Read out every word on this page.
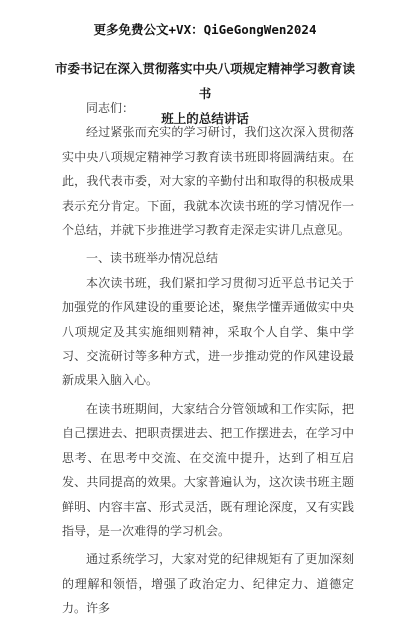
更多免费公文+VX：QiGeGongWen2024
市委书记在深入贯彻落实中央八项规定精神学习教育读书
班上的总结讲话

同志们：

经过紧张而充实的学习研讨，我们这次深入贯彻落实中央八项规定精神学习教育读书班即将圆满结束。在此，我代表市委，对大家的辛勤付出和取得的积极成果表示充分肯定。下面，我就本次读书班的学习情况作一个总结，并就下步推进学习教育走深走实讲几点意见。

一、读书班举办情况总结

本次读书班，我们紧扣学习贯彻习近平总书记关于加强党的作风建设的重要论述，聚焦学懂弄通做实中央八项规定及其实施细则精神，采取个人自学、集中学习、交流研讨等多种方式，进一步推动党的作风建设最新成果入脑入心。

在读书班期间，大家结合分管领域和工作实际，把自己摆进去、把职责摆进去、把工作摆进去，在学习中思考、在思考中交流、在交流中提升，达到了相互启发、共同提高的效果。大家普遍认为，这次读书班主题鲜明、内容丰富、形式灵活，既有理论深度，又有实践指导，是一次难得的学习机会。

通过系统学习，大家对党的纪律规矩有了更加深刻的理解和领悟，增强了政治定力、纪律定力、道德定力。许多
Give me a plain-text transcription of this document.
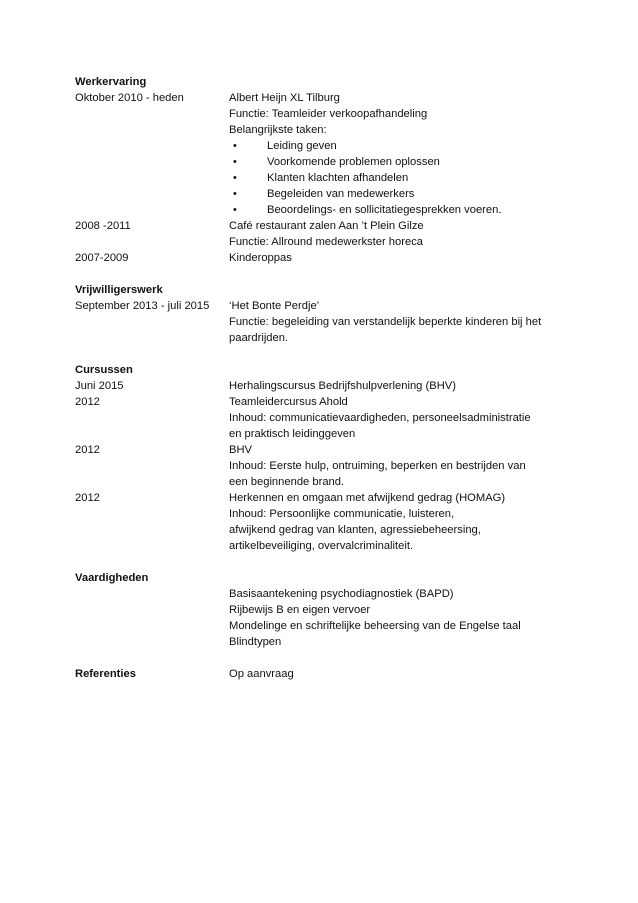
Werkervaring
Oktober 2010 - heden	Albert Heijn XL Tilburg
Functie: Teamleider verkoopafhandeling
Belangrijkste taken:
•	Leiding geven
•	Voorkomende problemen oplossen
•	Klanten klachten afhandelen
•	Begeleiden van medewerkers
•	Beoordelings- en sollicitatiegesprekken voeren.
2008 -2011	Café restaurant zalen Aan ’t Plein Gilze
Functie: Allround medewerkster horeca
2007-2009	Kinderoppas
Vrijwilligerswerk
September 2013 - juli 2015	‘Het Bonte Perdje’
Functie: begeleiding van verstandelijk beperkte kinderen bij het
paardrijden.
Cursussen
Juni 2015	Herhalingscursus Bedrijfshulpverlening (BHV)
2012	Teamleidercursus Ahold
Inhoud: communicatievaardigheden, personeelsadministratie
en praktisch leidinggeven
2012	BHV
Inhoud: Eerste hulp, ontruiming, beperken en bestrijden van
een beginnende brand.
2012	Herkennen en omgaan met afwijkend gedrag (HOMAG)
Inhoud: Persoonlijke communicatie, luisteren,
afwijkend gedrag van klanten, agressiebeheersing,
artikelbeveiliging, overvalcriminaliteit.
Vaardigheden
Basisaantekening psychodiagnostiek (BAPD)
Rijbewijs B en eigen vervoer
Mondelinge en schriftelijke beheersing van de Engelse taal
Blindtypen
Referenties	Op aanvraag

- - -

| What is required |
Retype the entries word for word. Omit any images.

| Full response |
Read out every word on this page.
更多免费公文+VX：QiGeGongWen2024
市委书记在深入贯彻落实中央八项规定精神学习教育读书
班上的总结讲话

同志们：

经过紧张而充实的学习研讨，我们这次深入贯彻落实中央八项规定精神学习教育读书班即将圆满结束。在此，我代表市委，对大家的辛勤付出和取得的积极成果表示充分肯定。下面，我就本次读书班的学习情况作一个总结，并就下步推进学习教育走深走实讲几点意见。

一、读书班举办情况总结

本次读书班，我们紧扣学习贯彻习近平总书记关于加强党的作风建设的重要论述，聚焦学懂弄通做实中央八项规定及其实施细则精神，采取个人自学、集中学习、交流研讨等多种方式，进一步推动党的作风建设最新成果入脑入心。

在读书班期间，大家结合分管领域和工作实际，把自己摆进去、把职责摆进去、把工作摆进去，在学习中思考、在思考中交流、在交流中提升，达到了相互启发、共同提高的效果。大家普遍认为，这次读书班主题鲜明、内容丰富、形式灵活，既有理论深度，又有实践指导，是一次难得的学习机会。

通过系统学习，大家对党的纪律规矩有了更加深刻的理解和领悟，增强了政治定力、纪律定力、道德定力。许多
Give me a plain-text transcription of this document.
Werkervaring
Oktober 2010 - heden	Albert Heijn XL Tilburg
Functie: Teamleider verkoopafhandeling
Belangrijkste taken:
•	Leiding geven
•	Voorkomende problemen oplossen
•	Klanten klachten afhandelen
•	Begeleiden van medewerkers
•	Beoordelings- en sollicitatiegesprekken voeren.
2008 -2011	Café restaurant zalen Aan ’t Plein Gilze
Functie: Allround medewerkster horeca
2007-2009	Kinderoppas
Vrijwilligerswerk
September 2013 - juli 2015	‘Het Bonte Perdje’
Functie: begeleiding van verstandelijk beperkte kinderen bij het
paardrijden.
Cursussen
Juni 2015	Herhalingscursus Bedrijfshulpverlening (BHV)
2012	Teamleidercursus Ahold
Inhoud: communicatievaardigheden, personeelsadministratie
en praktisch leidinggeven
2012	BHV
Inhoud: Eerste hulp, ontruiming, beperken en bestrijden van
een beginnende brand.
2012	Herkennen en omgaan met afwijkend gedrag (HOMAG)
Inhoud: Persoonlijke communicatie, luisteren,
afwijkend gedrag van klanten, agressiebeheersing,
artikelbeveiliging, overvalcriminaliteit.
Vaardigheden
Basisaantekening psychodiagnostiek (BAPD)
Rijbewijs B en eigen vervoer
Mondelinge en schriftelijke beheersing van de Engelse taal
Blindtypen
Referenties	Op aanvraag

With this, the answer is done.